→ Work required: Repeat the listing word for word. No pictures belong in the copy.

→ Extracted information:
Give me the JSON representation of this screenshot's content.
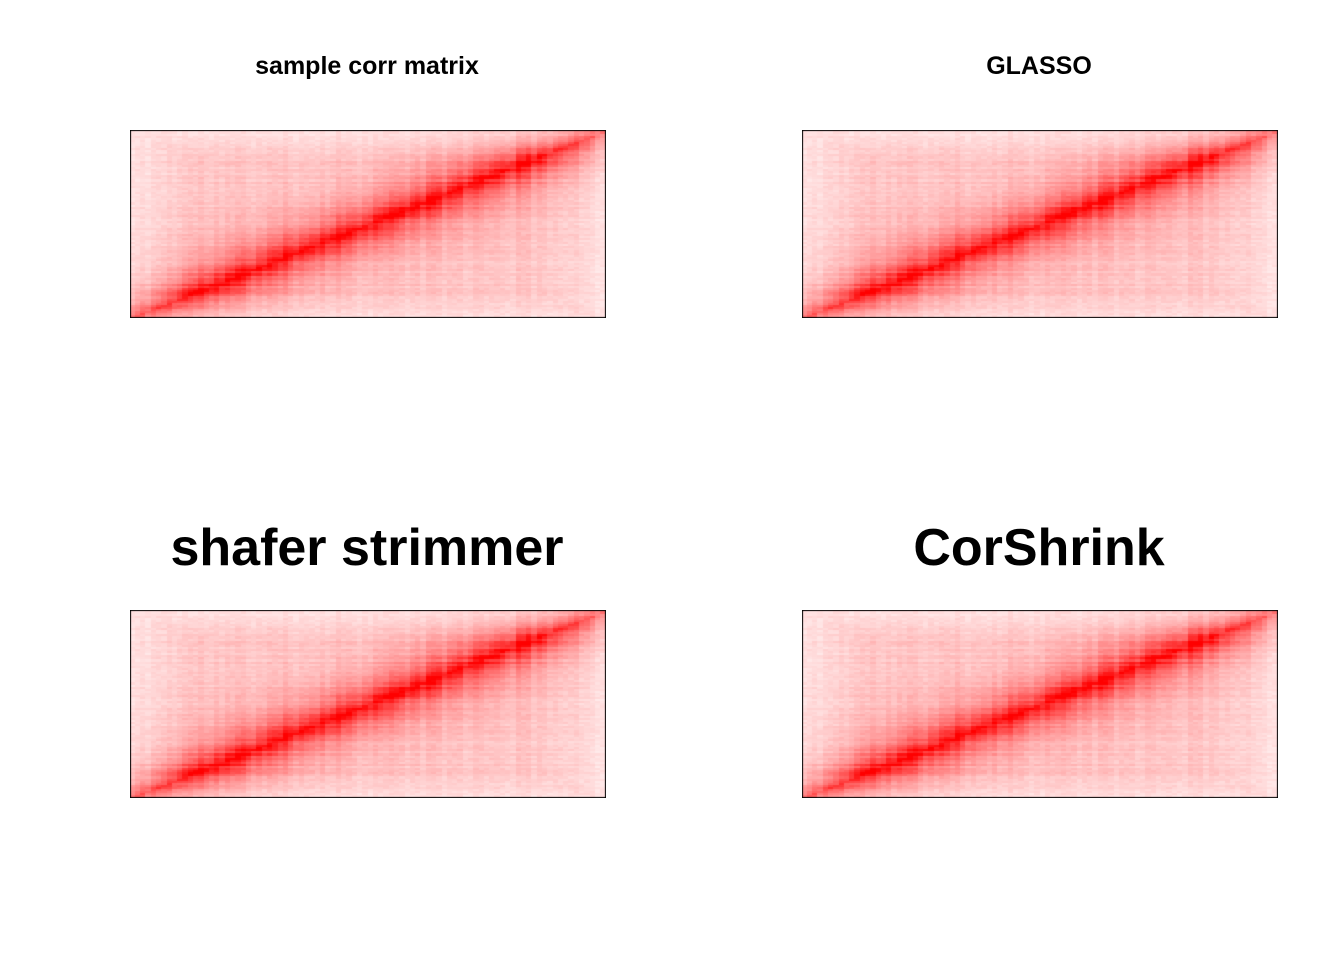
{
  "chart_data": [
    {
      "type": "heatmap",
      "title": "sample corr matrix",
      "title_size": "small",
      "color_low": "#ffffff",
      "color_high": "#ff0000",
      "value_range": [
        0,
        1
      ],
      "matrix_orientation": "diagonal from bottom-left to top-right",
      "axes": false,
      "seed": 11
    },
    {
      "type": "heatmap",
      "title": "GLASSO",
      "title_size": "small",
      "color_low": "#ffffff",
      "color_high": "#ff0000",
      "value_range": [
        0,
        1
      ],
      "matrix_orientation": "diagonal from bottom-left to top-right",
      "axes": false,
      "seed": 11
    },
    {
      "type": "heatmap",
      "title": "shafer strimmer",
      "title_size": "large",
      "color_low": "#ffffff",
      "color_high": "#ff0000",
      "value_range": [
        0,
        1
      ],
      "matrix_orientation": "diagonal from bottom-left to top-right",
      "axes": false,
      "seed": 11
    },
    {
      "type": "heatmap",
      "title": "CorShrink",
      "title_size": "large",
      "color_low": "#ffffff",
      "color_high": "#ff0000",
      "value_range": [
        0,
        1
      ],
      "matrix_orientation": "diagonal from bottom-left to top-right",
      "axes": false,
      "seed": 11
    }
  ]
}
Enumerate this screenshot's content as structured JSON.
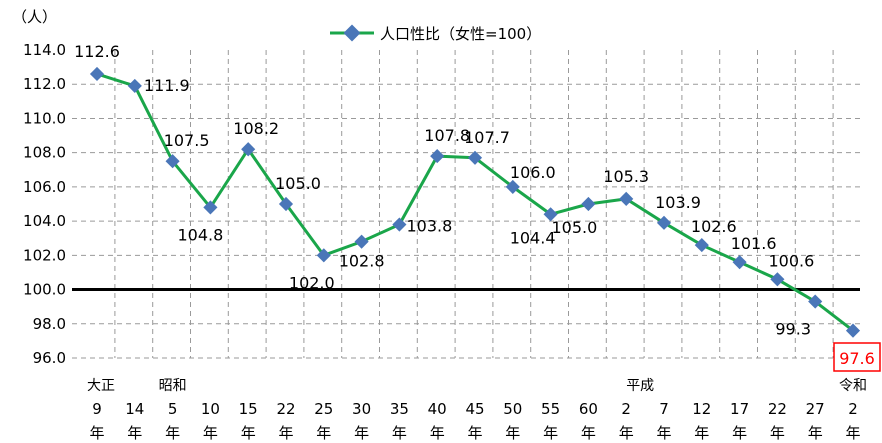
{
  "chart_data": {
    "type": "line",
    "title": "",
    "y_unit": "（人）",
    "ylim": [
      96.0,
      114.0
    ],
    "yticks": [
      "114.0",
      "112.0",
      "110.0",
      "108.0",
      "106.0",
      "104.0",
      "102.0",
      "100.0",
      "98.0",
      "96.0"
    ],
    "reference_line": 100.0,
    "legend": {
      "position": "top-center",
      "label": "人口性比（女性=100）"
    },
    "grid": {
      "vertical": true,
      "horizontal": true,
      "style": "dashed"
    },
    "colors": {
      "line": "#1aa64a",
      "marker": "#4a76b8",
      "highlight_text": "#ff0000",
      "highlight_border": "#ff0000"
    },
    "categories": [
      {
        "num": "9",
        "nen": "年"
      },
      {
        "num": "14",
        "nen": "年"
      },
      {
        "num": "5",
        "nen": "年"
      },
      {
        "num": "10",
        "nen": "年"
      },
      {
        "num": "15",
        "nen": "年"
      },
      {
        "num": "22",
        "nen": "年"
      },
      {
        "num": "25",
        "nen": "年"
      },
      {
        "num": "30",
        "nen": "年"
      },
      {
        "num": "35",
        "nen": "年"
      },
      {
        "num": "40",
        "nen": "年"
      },
      {
        "num": "45",
        "nen": "年"
      },
      {
        "num": "50",
        "nen": "年"
      },
      {
        "num": "55",
        "nen": "年"
      },
      {
        "num": "60",
        "nen": "年"
      },
      {
        "num": "2",
        "nen": "年"
      },
      {
        "num": "7",
        "nen": "年"
      },
      {
        "num": "12",
        "nen": "年"
      },
      {
        "num": "17",
        "nen": "年"
      },
      {
        "num": "22",
        "nen": "年"
      },
      {
        "num": "27",
        "nen": "年"
      },
      {
        "num": "2",
        "nen": "年"
      }
    ],
    "eras": [
      {
        "label": "大正",
        "index": 0
      },
      {
        "label": "昭和",
        "index": 2
      },
      {
        "label": "平成",
        "index": 14
      },
      {
        "label": "令和",
        "index": 20
      }
    ],
    "series": [
      {
        "name": "人口性比（女性=100）",
        "values": [
          112.6,
          111.9,
          107.5,
          104.8,
          108.2,
          105.0,
          102.0,
          102.8,
          103.8,
          107.8,
          107.7,
          106.0,
          104.4,
          105.0,
          105.3,
          103.9,
          102.6,
          101.6,
          100.6,
          99.3,
          97.6
        ],
        "labels": [
          "112.6",
          "111.9",
          "107.5",
          "104.8",
          "108.2",
          "105.0",
          "102.0",
          "102.8",
          "103.8",
          "107.8",
          "107.7",
          "106.0",
          "104.4",
          "105.0",
          "105.3",
          "103.9",
          "102.6",
          "101.6",
          "100.6",
          "99.3",
          "97.6"
        ]
      }
    ],
    "highlight_index": 20
  }
}
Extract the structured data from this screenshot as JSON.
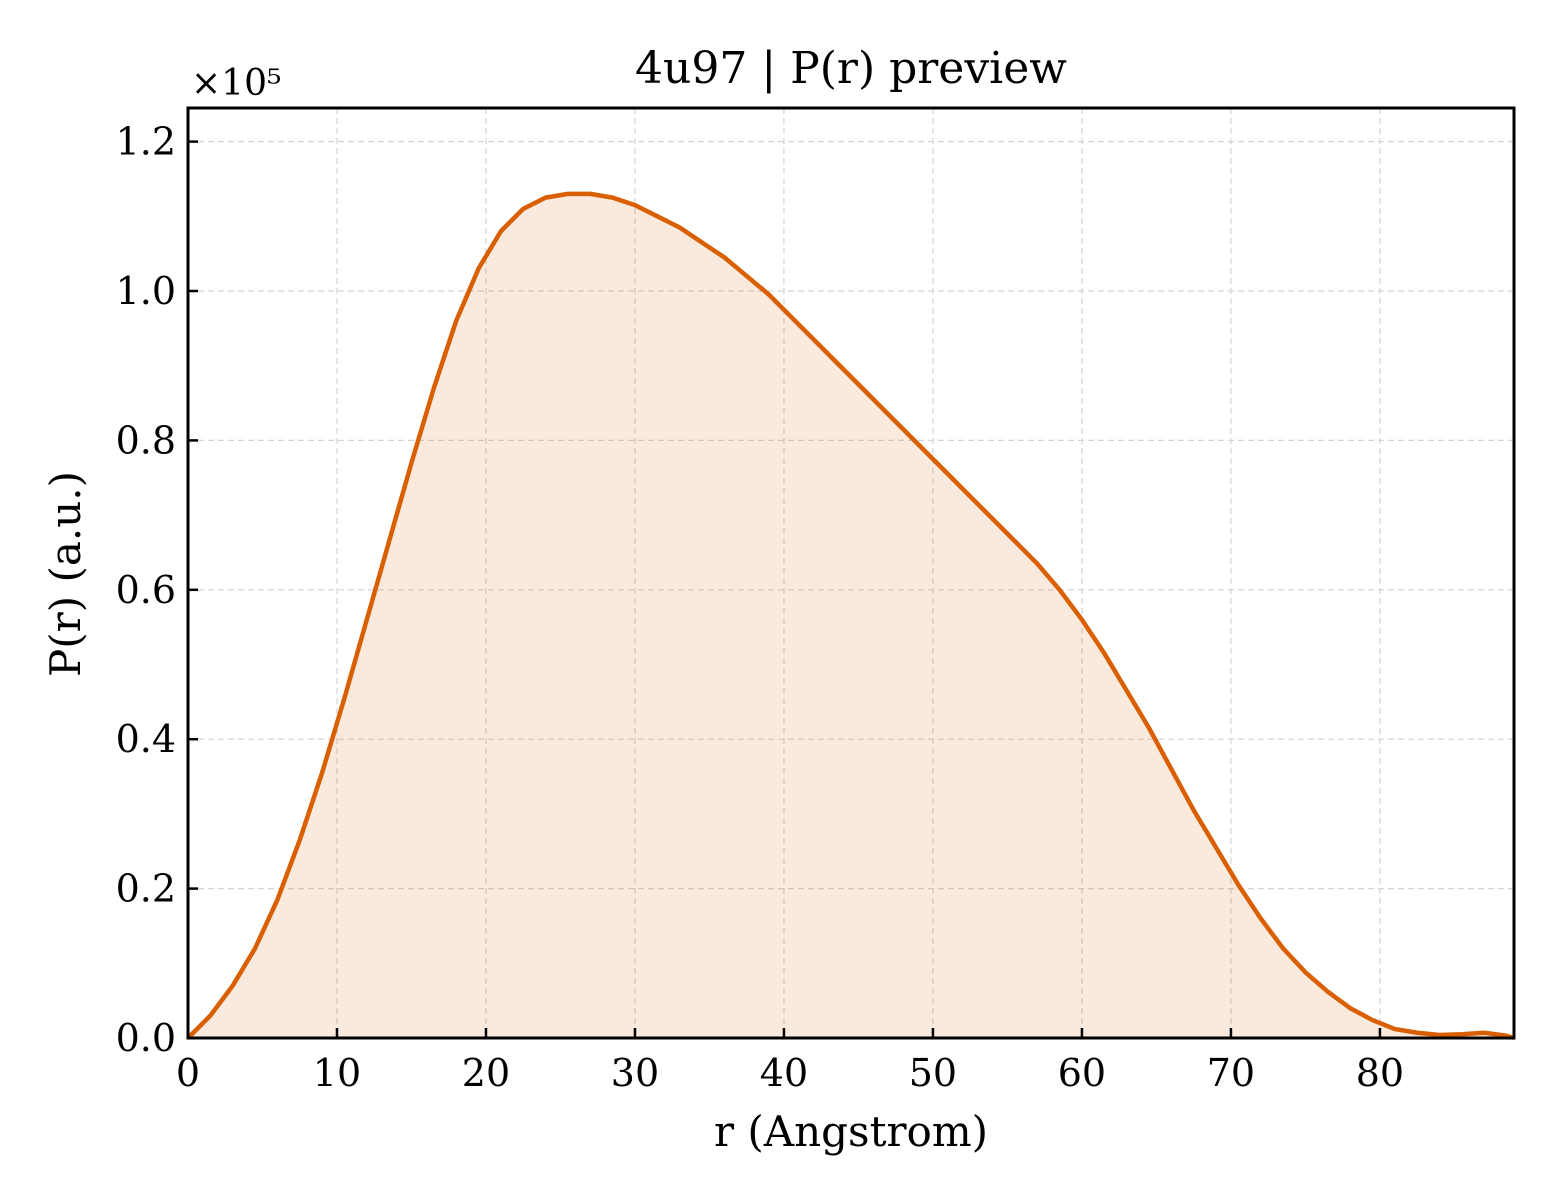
{
  "chart_data": {
    "type": "area",
    "title": "4u97 | P(r) preview",
    "xlabel": "r (Angstrom)",
    "ylabel": "P(r) (a.u.)",
    "y_offset_text": "×10⁵",
    "xlim": [
      0,
      89
    ],
    "ylim": [
      0,
      1.245
    ],
    "x_ticks": [
      0,
      10,
      20,
      30,
      40,
      50,
      60,
      70,
      80
    ],
    "x_tick_labels": [
      "0",
      "10",
      "20",
      "30",
      "40",
      "50",
      "60",
      "70",
      "80"
    ],
    "y_ticks": [
      0,
      0.2,
      0.4,
      0.6,
      0.8,
      1.0,
      1.2
    ],
    "y_tick_labels": [
      "0.0",
      "0.2",
      "0.4",
      "0.6",
      "0.8",
      "1.0",
      "1.2"
    ],
    "grid": true,
    "colors": {
      "line": "#d95f02",
      "fill": "#d95f02",
      "fill_opacity": 0.13
    },
    "series": [
      {
        "x": [
          0,
          1.5,
          3,
          4.5,
          6,
          7.5,
          9,
          10.5,
          12,
          13.5,
          15,
          16.5,
          18,
          19.5,
          21,
          22.5,
          24,
          25.5,
          27,
          28.5,
          30,
          31.5,
          33,
          34.5,
          36,
          37.5,
          39,
          40.5,
          42,
          43.5,
          45,
          46.5,
          48,
          49.5,
          51,
          52.5,
          54,
          55.5,
          57,
          58.5,
          60,
          61.5,
          63,
          64.5,
          66,
          67.5,
          69,
          70.5,
          72,
          73.5,
          75,
          76.5,
          78,
          79.5,
          81,
          82.5,
          84,
          85.5,
          87,
          88.5,
          89
        ],
        "values": [
          0,
          0.03,
          0.07,
          0.12,
          0.185,
          0.265,
          0.355,
          0.455,
          0.56,
          0.665,
          0.77,
          0.87,
          0.96,
          1.03,
          1.08,
          1.11,
          1.125,
          1.13,
          1.13,
          1.125,
          1.115,
          1.1,
          1.085,
          1.065,
          1.045,
          1.02,
          0.995,
          0.965,
          0.935,
          0.905,
          0.875,
          0.845,
          0.815,
          0.785,
          0.755,
          0.725,
          0.695,
          0.665,
          0.635,
          0.6,
          0.56,
          0.515,
          0.465,
          0.415,
          0.36,
          0.305,
          0.255,
          0.205,
          0.16,
          0.12,
          0.088,
          0.062,
          0.04,
          0.024,
          0.012,
          0.007,
          0.004,
          0.005,
          0.007,
          0.003,
          0.0
        ]
      }
    ]
  }
}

→ Solution:
Give me the JSON representation of this screenshot's content.
{
  "chart_data": [
    {
      "type": "heatmap",
      "title": "sample corr matrix",
      "title_size": "small",
      "color_low": "#ffffff",
      "color_high": "#ff0000",
      "value_range": [
        0,
        1
      ],
      "matrix_orientation": "diagonal from bottom-left to top-right",
      "axes": false,
      "seed": 11
    },
    {
      "type": "heatmap",
      "title": "GLASSO",
      "title_size": "small",
      "color_low": "#ffffff",
      "color_high": "#ff0000",
      "value_range": [
        0,
        1
      ],
      "matrix_orientation": "diagonal from bottom-left to top-right",
      "axes": false,
      "seed": 11
    },
    {
      "type": "heatmap",
      "title": "shafer strimmer",
      "title_size": "large",
      "color_low": "#ffffff",
      "color_high": "#ff0000",
      "value_range": [
        0,
        1
      ],
      "matrix_orientation": "diagonal from bottom-left to top-right",
      "axes": false,
      "seed": 11
    },
    {
      "type": "heatmap",
      "title": "CorShrink",
      "title_size": "large",
      "color_low": "#ffffff",
      "color_high": "#ff0000",
      "value_range": [
        0,
        1
      ],
      "matrix_orientation": "diagonal from bottom-left to top-right",
      "axes": false,
      "seed": 11
    }
  ]
}
Enumerate this screenshot's content as structured JSON.
{
  "chart_data": {
    "type": "line",
    "title": "",
    "y_unit": "（人）",
    "ylim": [
      96.0,
      114.0
    ],
    "yticks": [
      "114.0",
      "112.0",
      "110.0",
      "108.0",
      "106.0",
      "104.0",
      "102.0",
      "100.0",
      "98.0",
      "96.0"
    ],
    "reference_line": 100.0,
    "legend": {
      "position": "top-center",
      "label": "人口性比（女性=100）"
    },
    "grid": {
      "vertical": true,
      "horizontal": true,
      "style": "dashed"
    },
    "colors": {
      "line": "#1aa64a",
      "marker": "#4a76b8",
      "highlight_text": "#ff0000",
      "highlight_border": "#ff0000"
    },
    "categories": [
      {
        "num": "9",
        "nen": "年"
      },
      {
        "num": "14",
        "nen": "年"
      },
      {
        "num": "5",
        "nen": "年"
      },
      {
        "num": "10",
        "nen": "年"
      },
      {
        "num": "15",
        "nen": "年"
      },
      {
        "num": "22",
        "nen": "年"
      },
      {
        "num": "25",
        "nen": "年"
      },
      {
        "num": "30",
        "nen": "年"
      },
      {
        "num": "35",
        "nen": "年"
      },
      {
        "num": "40",
        "nen": "年"
      },
      {
        "num": "45",
        "nen": "年"
      },
      {
        "num": "50",
        "nen": "年"
      },
      {
        "num": "55",
        "nen": "年"
      },
      {
        "num": "60",
        "nen": "年"
      },
      {
        "num": "2",
        "nen": "年"
      },
      {
        "num": "7",
        "nen": "年"
      },
      {
        "num": "12",
        "nen": "年"
      },
      {
        "num": "17",
        "nen": "年"
      },
      {
        "num": "22",
        "nen": "年"
      },
      {
        "num": "27",
        "nen": "年"
      },
      {
        "num": "2",
        "nen": "年"
      }
    ],
    "eras": [
      {
        "label": "大正",
        "index": 0
      },
      {
        "label": "昭和",
        "index": 2
      },
      {
        "label": "平成",
        "index": 14
      },
      {
        "label": "令和",
        "index": 20
      }
    ],
    "series": [
      {
        "name": "人口性比（女性=100）",
        "values": [
          112.6,
          111.9,
          107.5,
          104.8,
          108.2,
          105.0,
          102.0,
          102.8,
          103.8,
          107.8,
          107.7,
          106.0,
          104.4,
          105.0,
          105.3,
          103.9,
          102.6,
          101.6,
          100.6,
          99.3,
          97.6
        ],
        "labels": [
          "112.6",
          "111.9",
          "107.5",
          "104.8",
          "108.2",
          "105.0",
          "102.0",
          "102.8",
          "103.8",
          "107.8",
          "107.7",
          "106.0",
          "104.4",
          "105.0",
          "105.3",
          "103.9",
          "102.6",
          "101.6",
          "100.6",
          "99.3",
          "97.6"
        ]
      }
    ],
    "highlight_index": 20
  }
}
Extract the structured data from this screenshot as JSON.
{
  "chart_data": {
    "type": "area",
    "title": "4u97 | P(r) preview",
    "xlabel": "r (Angstrom)",
    "ylabel": "P(r) (a.u.)",
    "y_offset_text": "×10⁵",
    "xlim": [
      0,
      89
    ],
    "ylim": [
      0,
      1.245
    ],
    "x_ticks": [
      0,
      10,
      20,
      30,
      40,
      50,
      60,
      70,
      80
    ],
    "x_tick_labels": [
      "0",
      "10",
      "20",
      "30",
      "40",
      "50",
      "60",
      "70",
      "80"
    ],
    "y_ticks": [
      0,
      0.2,
      0.4,
      0.6,
      0.8,
      1.0,
      1.2
    ],
    "y_tick_labels": [
      "0.0",
      "0.2",
      "0.4",
      "0.6",
      "0.8",
      "1.0",
      "1.2"
    ],
    "grid": true,
    "colors": {
      "line": "#d95f02",
      "fill": "#d95f02",
      "fill_opacity": 0.13
    },
    "series": [
      {
        "x": [
          0,
          1.5,
          3,
          4.5,
          6,
          7.5,
          9,
          10.5,
          12,
          13.5,
          15,
          16.5,
          18,
          19.5,
          21,
          22.5,
          24,
          25.5,
          27,
          28.5,
          30,
          31.5,
          33,
          34.5,
          36,
          37.5,
          39,
          40.5,
          42,
          43.5,
          45,
          46.5,
          48,
          49.5,
          51,
          52.5,
          54,
          55.5,
          57,
          58.5,
          60,
          61.5,
          63,
          64.5,
          66,
          67.5,
          69,
          70.5,
          72,
          73.5,
          75,
          76.5,
          78,
          79.5,
          81,
          82.5,
          84,
          85.5,
          87,
          88.5,
          89
        ],
        "values": [
          0,
          0.03,
          0.07,
          0.12,
          0.185,
          0.265,
          0.355,
          0.455,
          0.56,
          0.665,
          0.77,
          0.87,
          0.96,
          1.03,
          1.08,
          1.11,
          1.125,
          1.13,
          1.13,
          1.125,
          1.115,
          1.1,
          1.085,
          1.065,
          1.045,
          1.02,
          0.995,
          0.965,
          0.935,
          0.905,
          0.875,
          0.845,
          0.815,
          0.785,
          0.755,
          0.725,
          0.695,
          0.665,
          0.635,
          0.6,
          0.56,
          0.515,
          0.465,
          0.415,
          0.36,
          0.305,
          0.255,
          0.205,
          0.16,
          0.12,
          0.088,
          0.062,
          0.04,
          0.024,
          0.012,
          0.007,
          0.004,
          0.005,
          0.007,
          0.003,
          0.0
        ]
      }
    ]
  }
}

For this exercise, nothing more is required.